= PROMPT =
The records below must be duplicated exactly, character for character.

= GIVEN ENTRIES =
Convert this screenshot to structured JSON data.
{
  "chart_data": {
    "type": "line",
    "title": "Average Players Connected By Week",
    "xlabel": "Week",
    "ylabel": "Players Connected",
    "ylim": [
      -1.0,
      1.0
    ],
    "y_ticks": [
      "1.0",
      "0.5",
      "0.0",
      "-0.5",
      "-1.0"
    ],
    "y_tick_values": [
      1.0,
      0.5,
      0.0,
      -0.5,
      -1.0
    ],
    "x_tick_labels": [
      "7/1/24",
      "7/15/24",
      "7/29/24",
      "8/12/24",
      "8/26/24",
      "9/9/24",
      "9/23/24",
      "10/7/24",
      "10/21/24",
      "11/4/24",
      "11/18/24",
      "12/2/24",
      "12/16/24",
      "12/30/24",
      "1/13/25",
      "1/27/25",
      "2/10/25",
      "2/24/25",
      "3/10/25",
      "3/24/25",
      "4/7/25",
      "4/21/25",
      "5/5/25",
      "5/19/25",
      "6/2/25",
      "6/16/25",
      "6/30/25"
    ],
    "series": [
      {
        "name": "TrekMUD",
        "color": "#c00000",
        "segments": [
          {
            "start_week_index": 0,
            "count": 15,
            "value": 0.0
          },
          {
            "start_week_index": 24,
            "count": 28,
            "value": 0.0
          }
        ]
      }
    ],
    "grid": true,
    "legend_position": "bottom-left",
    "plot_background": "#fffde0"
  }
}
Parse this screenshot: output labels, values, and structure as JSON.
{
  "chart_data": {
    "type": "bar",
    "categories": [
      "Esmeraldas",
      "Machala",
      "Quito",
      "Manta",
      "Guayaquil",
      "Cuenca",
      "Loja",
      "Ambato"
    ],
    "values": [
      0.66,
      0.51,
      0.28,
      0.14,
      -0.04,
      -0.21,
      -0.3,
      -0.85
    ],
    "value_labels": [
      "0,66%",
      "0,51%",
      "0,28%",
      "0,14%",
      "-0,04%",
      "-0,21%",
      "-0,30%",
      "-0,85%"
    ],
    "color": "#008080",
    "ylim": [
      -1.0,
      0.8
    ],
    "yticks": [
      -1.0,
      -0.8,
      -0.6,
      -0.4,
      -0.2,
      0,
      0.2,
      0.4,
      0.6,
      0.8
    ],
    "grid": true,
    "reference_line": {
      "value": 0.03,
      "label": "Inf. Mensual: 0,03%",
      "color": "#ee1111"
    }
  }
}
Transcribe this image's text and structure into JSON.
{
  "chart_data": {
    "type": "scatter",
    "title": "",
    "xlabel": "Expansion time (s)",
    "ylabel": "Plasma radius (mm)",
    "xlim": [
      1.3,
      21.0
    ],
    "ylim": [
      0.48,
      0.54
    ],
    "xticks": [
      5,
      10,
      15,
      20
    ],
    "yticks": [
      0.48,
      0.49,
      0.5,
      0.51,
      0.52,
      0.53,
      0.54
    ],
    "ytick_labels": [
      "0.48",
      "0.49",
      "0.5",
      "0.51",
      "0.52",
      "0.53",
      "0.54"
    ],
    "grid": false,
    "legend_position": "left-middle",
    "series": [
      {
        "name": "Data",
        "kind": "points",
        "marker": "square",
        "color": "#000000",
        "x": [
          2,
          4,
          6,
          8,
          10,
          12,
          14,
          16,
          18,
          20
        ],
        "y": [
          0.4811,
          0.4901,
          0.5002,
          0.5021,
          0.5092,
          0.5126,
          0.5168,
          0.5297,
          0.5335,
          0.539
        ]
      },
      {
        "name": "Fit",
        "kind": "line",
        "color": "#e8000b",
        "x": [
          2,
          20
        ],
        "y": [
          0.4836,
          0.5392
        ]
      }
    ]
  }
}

= TASK RESULT =
Convert this screenshot to structured JSON data.
{
  "chart_data": {
    "type": "line",
    "title": "Average Players Connected By Week",
    "xlabel": "Week",
    "ylabel": "Players Connected",
    "ylim": [
      -1.0,
      1.0
    ],
    "y_ticks": [
      "1.0",
      "0.5",
      "0.0",
      "-0.5",
      "-1.0"
    ],
    "y_tick_values": [
      1.0,
      0.5,
      0.0,
      -0.5,
      -1.0
    ],
    "x_tick_labels": [
      "7/1/24",
      "7/15/24",
      "7/29/24",
      "8/12/24",
      "8/26/24",
      "9/9/24",
      "9/23/24",
      "10/7/24",
      "10/21/24",
      "11/4/24",
      "11/18/24",
      "12/2/24",
      "12/16/24",
      "12/30/24",
      "1/13/25",
      "1/27/25",
      "2/10/25",
      "2/24/25",
      "3/10/25",
      "3/24/25",
      "4/7/25",
      "4/21/25",
      "5/5/25",
      "5/19/25",
      "6/2/25",
      "6/16/25",
      "6/30/25"
    ],
    "series": [
      {
        "name": "TrekMUD",
        "color": "#c00000",
        "segments": [
          {
            "start_week_index": 0,
            "count": 15,
            "value": 0.0
          },
          {
            "start_week_index": 24,
            "count": 28,
            "value": 0.0
          }
        ]
      }
    ],
    "grid": true,
    "legend_position": "bottom-left",
    "plot_background": "#fffde0"
  }
}
Parse this screenshot: output labels, values, and structure as JSON.
{
  "chart_data": {
    "type": "bar",
    "categories": [
      "Esmeraldas",
      "Machala",
      "Quito",
      "Manta",
      "Guayaquil",
      "Cuenca",
      "Loja",
      "Ambato"
    ],
    "values": [
      0.66,
      0.51,
      0.28,
      0.14,
      -0.04,
      -0.21,
      -0.3,
      -0.85
    ],
    "value_labels": [
      "0,66%",
      "0,51%",
      "0,28%",
      "0,14%",
      "-0,04%",
      "-0,21%",
      "-0,30%",
      "-0,85%"
    ],
    "color": "#008080",
    "ylim": [
      -1.0,
      0.8
    ],
    "yticks": [
      -1.0,
      -0.8,
      -0.6,
      -0.4,
      -0.2,
      0,
      0.2,
      0.4,
      0.6,
      0.8
    ],
    "grid": true,
    "reference_line": {
      "value": 0.03,
      "label": "Inf. Mensual: 0,03%",
      "color": "#ee1111"
    }
  }
}
Transcribe this image's text and structure into JSON.
{
  "chart_data": {
    "type": "scatter",
    "title": "",
    "xlabel": "Expansion time (s)",
    "ylabel": "Plasma radius (mm)",
    "xlim": [
      1.3,
      21.0
    ],
    "ylim": [
      0.48,
      0.54
    ],
    "xticks": [
      5,
      10,
      15,
      20
    ],
    "yticks": [
      0.48,
      0.49,
      0.5,
      0.51,
      0.52,
      0.53,
      0.54
    ],
    "ytick_labels": [
      "0.48",
      "0.49",
      "0.5",
      "0.51",
      "0.52",
      "0.53",
      "0.54"
    ],
    "grid": false,
    "legend_position": "left-middle",
    "series": [
      {
        "name": "Data",
        "kind": "points",
        "marker": "square",
        "color": "#000000",
        "x": [
          2,
          4,
          6,
          8,
          10,
          12,
          14,
          16,
          18,
          20
        ],
        "y": [
          0.4811,
          0.4901,
          0.5002,
          0.5021,
          0.5092,
          0.5126,
          0.5168,
          0.5297,
          0.5335,
          0.539
        ]
      },
      {
        "name": "Fit",
        "kind": "line",
        "color": "#e8000b",
        "x": [
          2,
          20
        ],
        "y": [
          0.4836,
          0.5392
        ]
      }
    ]
  }
}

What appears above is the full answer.